__Written instruction__. Scan the lines below for the word "межведомственного". Copy each line you find it in.

__Collected data entries__.
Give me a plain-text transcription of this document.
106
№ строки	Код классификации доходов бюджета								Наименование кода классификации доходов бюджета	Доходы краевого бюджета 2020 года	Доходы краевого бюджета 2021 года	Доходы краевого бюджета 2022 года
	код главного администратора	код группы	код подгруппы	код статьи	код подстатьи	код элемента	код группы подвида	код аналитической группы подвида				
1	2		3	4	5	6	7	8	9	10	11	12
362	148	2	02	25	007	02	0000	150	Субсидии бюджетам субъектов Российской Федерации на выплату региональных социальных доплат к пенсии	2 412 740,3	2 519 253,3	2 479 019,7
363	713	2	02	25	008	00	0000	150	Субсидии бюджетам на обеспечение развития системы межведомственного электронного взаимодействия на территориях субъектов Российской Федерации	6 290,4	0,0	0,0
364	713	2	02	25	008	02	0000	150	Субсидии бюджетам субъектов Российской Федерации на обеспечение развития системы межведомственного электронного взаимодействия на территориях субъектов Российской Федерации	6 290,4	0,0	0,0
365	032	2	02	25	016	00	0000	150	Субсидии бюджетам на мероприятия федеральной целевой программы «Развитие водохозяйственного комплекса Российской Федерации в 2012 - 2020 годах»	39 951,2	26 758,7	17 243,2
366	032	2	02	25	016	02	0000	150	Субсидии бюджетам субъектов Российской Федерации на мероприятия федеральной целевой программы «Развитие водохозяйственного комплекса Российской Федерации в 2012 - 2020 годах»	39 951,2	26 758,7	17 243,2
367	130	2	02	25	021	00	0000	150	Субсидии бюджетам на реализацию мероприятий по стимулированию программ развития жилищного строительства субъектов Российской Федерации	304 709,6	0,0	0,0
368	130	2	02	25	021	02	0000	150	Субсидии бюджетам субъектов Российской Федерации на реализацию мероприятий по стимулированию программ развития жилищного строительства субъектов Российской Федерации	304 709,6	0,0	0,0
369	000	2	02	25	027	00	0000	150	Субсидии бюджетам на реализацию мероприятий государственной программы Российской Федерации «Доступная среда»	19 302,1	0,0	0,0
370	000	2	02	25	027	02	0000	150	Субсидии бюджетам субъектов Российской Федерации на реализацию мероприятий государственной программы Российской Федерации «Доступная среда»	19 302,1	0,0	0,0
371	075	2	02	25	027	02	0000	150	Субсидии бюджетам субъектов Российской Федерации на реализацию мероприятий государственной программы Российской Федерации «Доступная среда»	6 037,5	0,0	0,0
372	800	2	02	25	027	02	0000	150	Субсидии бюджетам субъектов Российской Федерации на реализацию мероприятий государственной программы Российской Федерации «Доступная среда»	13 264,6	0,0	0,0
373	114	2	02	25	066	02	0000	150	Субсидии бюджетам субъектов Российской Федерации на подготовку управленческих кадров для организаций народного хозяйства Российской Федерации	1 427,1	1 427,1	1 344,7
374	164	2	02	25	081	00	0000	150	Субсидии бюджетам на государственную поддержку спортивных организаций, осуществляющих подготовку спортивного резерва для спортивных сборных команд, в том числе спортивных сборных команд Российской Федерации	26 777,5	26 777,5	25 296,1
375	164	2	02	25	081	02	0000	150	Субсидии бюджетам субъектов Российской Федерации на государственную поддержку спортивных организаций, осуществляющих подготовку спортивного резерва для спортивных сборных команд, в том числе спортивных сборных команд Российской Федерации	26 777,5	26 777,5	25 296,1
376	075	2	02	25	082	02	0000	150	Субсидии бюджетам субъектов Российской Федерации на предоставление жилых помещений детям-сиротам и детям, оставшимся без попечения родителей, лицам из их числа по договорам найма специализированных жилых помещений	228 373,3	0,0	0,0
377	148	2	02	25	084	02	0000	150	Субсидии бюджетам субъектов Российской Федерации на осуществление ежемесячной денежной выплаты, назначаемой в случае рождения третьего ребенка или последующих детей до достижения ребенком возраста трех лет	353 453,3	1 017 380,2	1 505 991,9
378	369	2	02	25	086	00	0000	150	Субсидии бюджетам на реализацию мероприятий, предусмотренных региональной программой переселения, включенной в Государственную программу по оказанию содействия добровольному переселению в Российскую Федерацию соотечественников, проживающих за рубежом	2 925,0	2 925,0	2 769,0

__Full output__.
363	713	2	02	25	008	00	0000	150	Субсидии бюджетам на обеспечение развития системы межведомственного электронного взаимодействия на территориях субъектов Российской Федерации	6 290,4	0,0	0,0
364	713	2	02	25	008	02	0000	150	Субсидии бюджетам субъектов Российской Федерации на обеспечение развития системы межведомственного электронного взаимодействия на территориях субъектов Российской Федерации	6 290,4	0,0	0,0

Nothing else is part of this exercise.